[Task prompt]
With the images removed, repeat the data below exactly.
· · ·
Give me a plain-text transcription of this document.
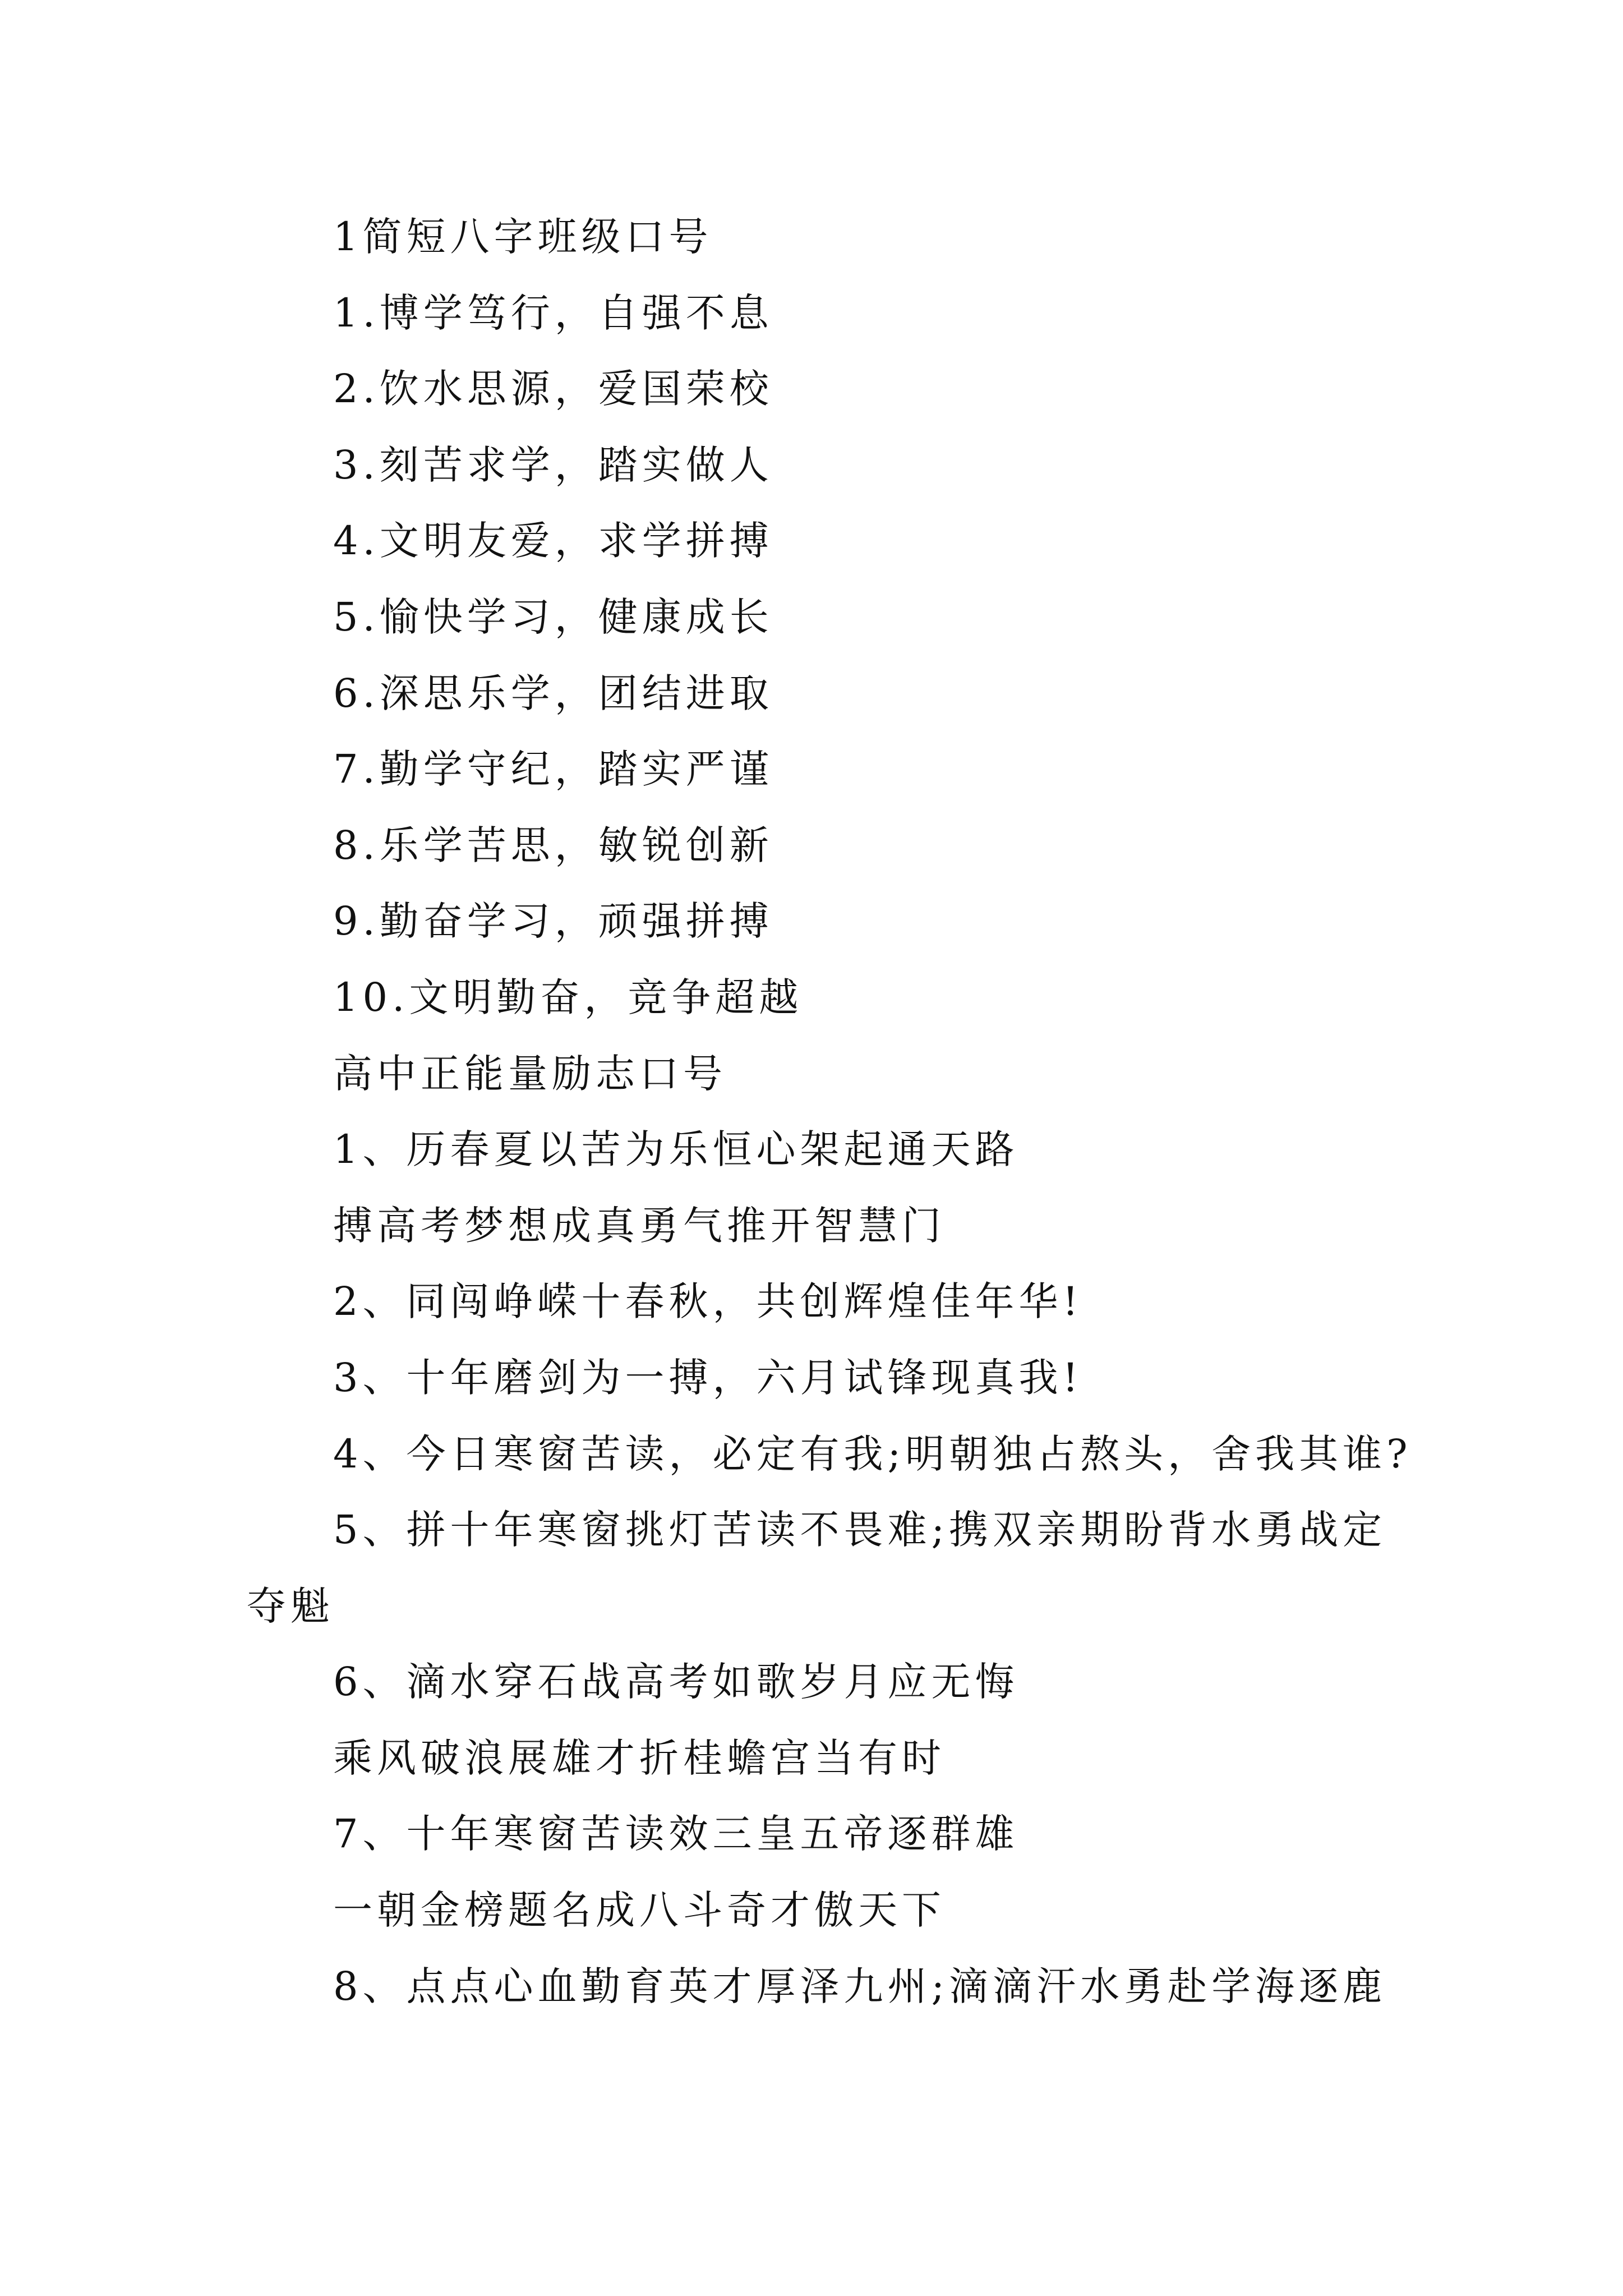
1简短八字班级口号
1.博学笃行，自强不息
2.饮水思源，爱国荣校
3.刻苦求学，踏实做人
4.文明友爱，求学拼搏
5.愉快学习，健康成长
6.深思乐学，团结进取
7.勤学守纪，踏实严谨
8.乐学苦思，敏锐创新
9.勤奋学习，顽强拼搏
10.文明勤奋，竞争超越
高中正能量励志口号
1、历春夏以苦为乐恒心架起通天路
搏高考梦想成真勇气推开智慧门
2、同闯峥嵘十春秋，共创辉煌佳年华!
3、十年磨剑为一搏，六月试锋现真我!
4、今日寒窗苦读，必定有我;明朝独占熬头，舍我其谁?
5、拼十年寒窗挑灯苦读不畏难;携双亲期盼背水勇战定
夺魁
6、滴水穿石战高考如歌岁月应无悔
乘风破浪展雄才折桂蟾宫当有时
7、十年寒窗苦读效三皇五帝逐群雄
一朝金榜题名成八斗奇才傲天下
8、点点心血勤育英才厚泽九州;滴滴汗水勇赴学海逐鹿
· · ·
[Full output]
Give me a plain-text transcription of this document.
1简短八字班级口号
1.博学笃行，自强不息
2.饮水思源，爱国荣校
3.刻苦求学，踏实做人
4.文明友爱，求学拼搏
5.愉快学习，健康成长
6.深思乐学，团结进取
7.勤学守纪，踏实严谨
8.乐学苦思，敏锐创新
9.勤奋学习，顽强拼搏
10.文明勤奋，竞争超越
高中正能量励志口号
1、历春夏以苦为乐恒心架起通天路
搏高考梦想成真勇气推开智慧门
2、同闯峥嵘十春秋，共创辉煌佳年华!
3、十年磨剑为一搏，六月试锋现真我!
4、今日寒窗苦读，必定有我;明朝独占熬头，舍我其谁?
5、拼十年寒窗挑灯苦读不畏难;携双亲期盼背水勇战定
夺魁
6、滴水穿石战高考如歌岁月应无悔
乘风破浪展雄才折桂蟾宫当有时
7、十年寒窗苦读效三皇五帝逐群雄
一朝金榜题名成八斗奇才傲天下
8、点点心血勤育英才厚泽九州;滴滴汗水勇赴学海逐鹿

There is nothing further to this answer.